**Given request**
Copy out each line of the listing that has the word "running" in it.

**Material for this task**
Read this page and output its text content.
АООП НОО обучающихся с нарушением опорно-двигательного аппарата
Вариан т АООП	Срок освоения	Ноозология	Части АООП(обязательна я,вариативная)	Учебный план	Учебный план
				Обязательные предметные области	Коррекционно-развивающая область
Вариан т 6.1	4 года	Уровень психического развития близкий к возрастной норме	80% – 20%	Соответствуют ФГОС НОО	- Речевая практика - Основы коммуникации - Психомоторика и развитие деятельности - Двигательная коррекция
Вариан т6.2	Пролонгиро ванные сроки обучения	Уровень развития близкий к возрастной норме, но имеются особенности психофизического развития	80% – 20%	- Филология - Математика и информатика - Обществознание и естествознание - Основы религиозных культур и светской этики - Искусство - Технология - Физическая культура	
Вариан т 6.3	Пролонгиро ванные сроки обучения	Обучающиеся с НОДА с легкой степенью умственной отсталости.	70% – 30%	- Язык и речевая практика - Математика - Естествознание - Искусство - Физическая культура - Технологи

...

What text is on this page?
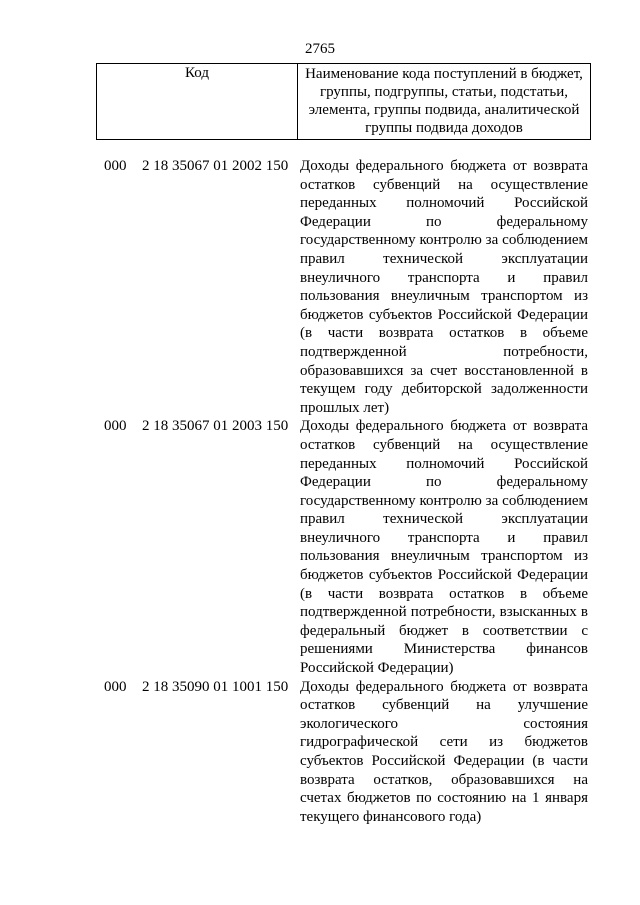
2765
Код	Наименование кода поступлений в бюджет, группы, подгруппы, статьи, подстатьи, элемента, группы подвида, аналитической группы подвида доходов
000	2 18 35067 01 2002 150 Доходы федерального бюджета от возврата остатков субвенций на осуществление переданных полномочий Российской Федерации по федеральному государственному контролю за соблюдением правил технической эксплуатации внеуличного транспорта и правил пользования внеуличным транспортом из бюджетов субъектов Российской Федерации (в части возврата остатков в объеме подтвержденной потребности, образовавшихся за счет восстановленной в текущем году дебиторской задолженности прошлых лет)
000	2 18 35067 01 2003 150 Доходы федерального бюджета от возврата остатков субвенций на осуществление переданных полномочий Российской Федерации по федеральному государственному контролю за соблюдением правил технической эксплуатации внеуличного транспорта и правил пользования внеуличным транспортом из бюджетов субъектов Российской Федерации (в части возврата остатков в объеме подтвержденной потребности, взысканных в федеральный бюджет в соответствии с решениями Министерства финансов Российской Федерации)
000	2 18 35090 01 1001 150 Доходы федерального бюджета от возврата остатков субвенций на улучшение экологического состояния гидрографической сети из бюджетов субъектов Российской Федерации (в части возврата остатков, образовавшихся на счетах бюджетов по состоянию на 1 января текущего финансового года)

--

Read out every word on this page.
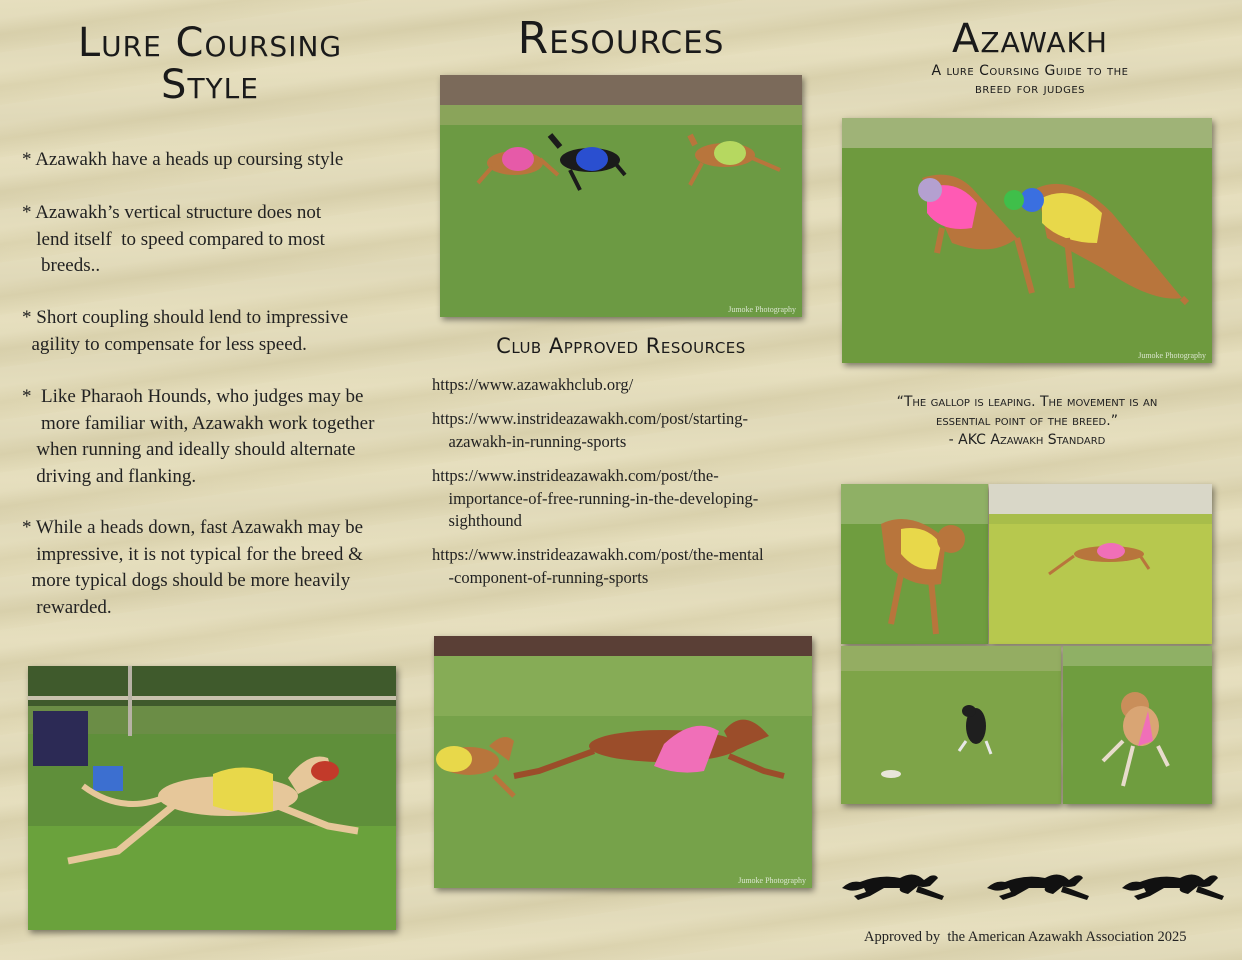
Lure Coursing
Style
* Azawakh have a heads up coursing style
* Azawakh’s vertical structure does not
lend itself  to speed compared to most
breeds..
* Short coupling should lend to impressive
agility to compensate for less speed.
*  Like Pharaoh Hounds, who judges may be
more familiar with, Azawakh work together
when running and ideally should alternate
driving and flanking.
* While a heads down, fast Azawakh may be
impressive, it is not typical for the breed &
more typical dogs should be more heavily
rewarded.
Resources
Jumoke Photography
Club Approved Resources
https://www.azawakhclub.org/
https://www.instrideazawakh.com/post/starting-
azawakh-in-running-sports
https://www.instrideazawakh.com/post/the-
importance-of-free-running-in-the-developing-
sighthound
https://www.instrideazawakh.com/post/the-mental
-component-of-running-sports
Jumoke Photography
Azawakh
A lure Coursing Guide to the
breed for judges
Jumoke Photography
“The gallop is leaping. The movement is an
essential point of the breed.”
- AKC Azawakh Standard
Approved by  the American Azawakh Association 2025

**Answer for the task**
when running and ideally should alternate
azawakh-in-running-sports
importance-of-free-running-in-the-developing-
-component-of-running-sports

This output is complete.